-- start --

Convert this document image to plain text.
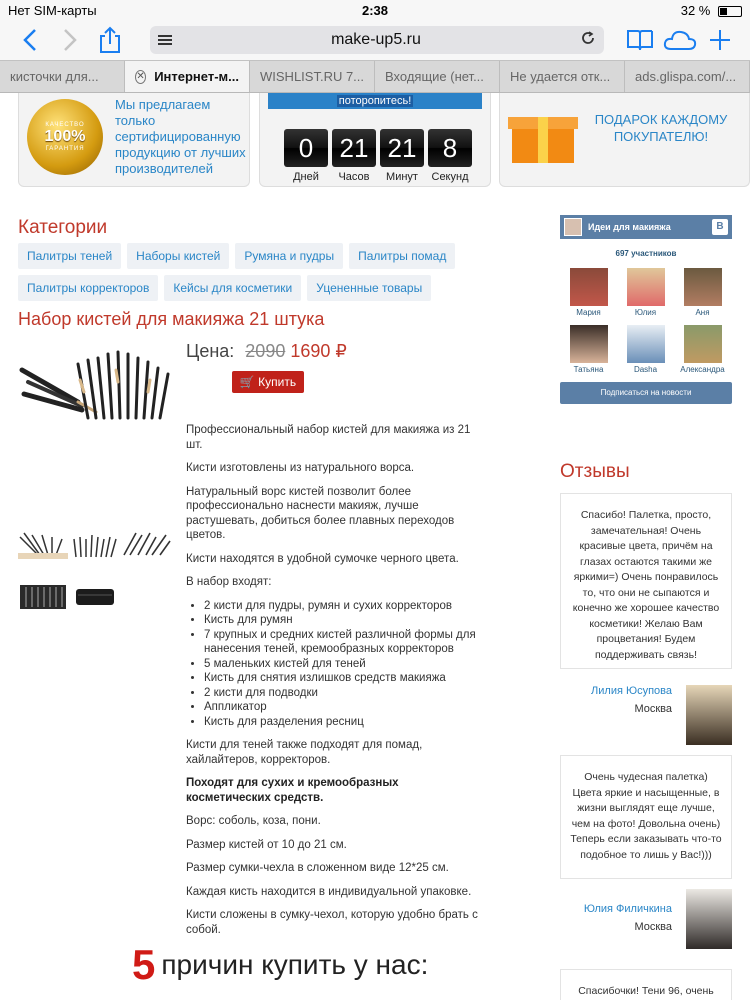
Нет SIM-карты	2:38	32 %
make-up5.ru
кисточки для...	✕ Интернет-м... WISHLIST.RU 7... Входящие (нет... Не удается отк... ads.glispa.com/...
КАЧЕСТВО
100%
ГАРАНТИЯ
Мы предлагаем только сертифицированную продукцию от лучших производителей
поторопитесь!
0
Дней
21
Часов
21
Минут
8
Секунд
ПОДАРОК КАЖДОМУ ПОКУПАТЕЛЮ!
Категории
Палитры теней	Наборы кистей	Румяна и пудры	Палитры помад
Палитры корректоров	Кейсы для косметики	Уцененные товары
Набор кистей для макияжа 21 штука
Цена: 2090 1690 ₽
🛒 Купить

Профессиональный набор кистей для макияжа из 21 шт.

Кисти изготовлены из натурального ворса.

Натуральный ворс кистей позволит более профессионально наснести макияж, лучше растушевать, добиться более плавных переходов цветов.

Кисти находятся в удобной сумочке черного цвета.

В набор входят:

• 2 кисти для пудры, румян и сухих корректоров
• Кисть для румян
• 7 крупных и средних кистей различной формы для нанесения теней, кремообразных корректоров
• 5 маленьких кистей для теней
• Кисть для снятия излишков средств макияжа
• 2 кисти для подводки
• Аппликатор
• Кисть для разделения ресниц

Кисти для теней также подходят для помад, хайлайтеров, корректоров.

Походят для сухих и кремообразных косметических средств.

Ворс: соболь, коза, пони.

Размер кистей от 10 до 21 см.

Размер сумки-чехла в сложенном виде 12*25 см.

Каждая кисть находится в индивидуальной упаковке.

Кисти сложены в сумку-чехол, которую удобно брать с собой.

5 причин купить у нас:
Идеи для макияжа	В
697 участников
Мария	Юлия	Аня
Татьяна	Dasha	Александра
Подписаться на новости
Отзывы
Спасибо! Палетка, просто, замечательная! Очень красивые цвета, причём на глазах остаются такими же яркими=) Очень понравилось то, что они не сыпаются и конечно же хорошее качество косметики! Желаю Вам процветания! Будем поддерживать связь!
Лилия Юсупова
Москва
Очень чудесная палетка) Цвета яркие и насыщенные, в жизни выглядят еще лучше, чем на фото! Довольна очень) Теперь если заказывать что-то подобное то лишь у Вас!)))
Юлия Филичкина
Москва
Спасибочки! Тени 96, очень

-- end --

● **TASK BRIEF**
Transcribe all the data word for word; the images stay out.

● **ANSWER FOR THIS EXERCISE**
Convert this document image to plain text.
Нет SIM-карты	2:38	32 %
make-up5.ru
кисточки для...	✕ Интернет-м... WISHLIST.RU 7... Входящие (нет... Не удается отк... ads.glispa.com/...
КАЧЕСТВО
100%
ГАРАНТИЯ
Мы предлагаем только сертифицированную продукцию от лучших производителей
поторопитесь!
0
Дней
21
Часов
21
Минут
8
Секунд
ПОДАРОК КАЖДОМУ ПОКУПАТЕЛЮ!
Категории
Палитры теней	Наборы кистей	Румяна и пудры	Палитры помад
Палитры корректоров	Кейсы для косметики	Уцененные товары
Набор кистей для макияжа 21 штука
Цена: 2090 1690 ₽
🛒 Купить

Профессиональный набор кистей для макияжа из 21 шт.

Кисти изготовлены из натурального ворса.

Натуральный ворс кистей позволит более профессионально наснести макияж, лучше растушевать, добиться более плавных переходов цветов.

Кисти находятся в удобной сумочке черного цвета.

В набор входят:

• 2 кисти для пудры, румян и сухих корректоров
• Кисть для румян
• 7 крупных и средних кистей различной формы для нанесения теней, кремообразных корректоров
• 5 маленьких кистей для теней
• Кисть для снятия излишков средств макияжа
• 2 кисти для подводки
• Аппликатор
• Кисть для разделения ресниц

Кисти для теней также подходят для помад, хайлайтеров, корректоров.

Походят для сухих и кремообразных косметических средств.

Ворс: соболь, коза, пони.

Размер кистей от 10 до 21 см.

Размер сумки-чехла в сложенном виде 12*25 см.

Каждая кисть находится в индивидуальной упаковке.

Кисти сложены в сумку-чехол, которую удобно брать с собой.

5 причин купить у нас:
Идеи для макияжа	В
697 участников
Мария	Юлия	Аня
Татьяна	Dasha	Александра
Подписаться на новости
Отзывы
Спасибо! Палетка, просто, замечательная! Очень красивые цвета, причём на глазах остаются такими же яркими=) Очень понравилось то, что они не сыпаются и конечно же хорошее качество косметики! Желаю Вам процветания! Будем поддерживать связь!
Лилия Юсупова
Москва
Очень чудесная палетка) Цвета яркие и насыщенные, в жизни выглядят еще лучше, чем на фото! Довольна очень) Теперь если заказывать что-то подобное то лишь у Вас!)))
Юлия Филичкина
Москва
Спасибочки! Тени 96, очень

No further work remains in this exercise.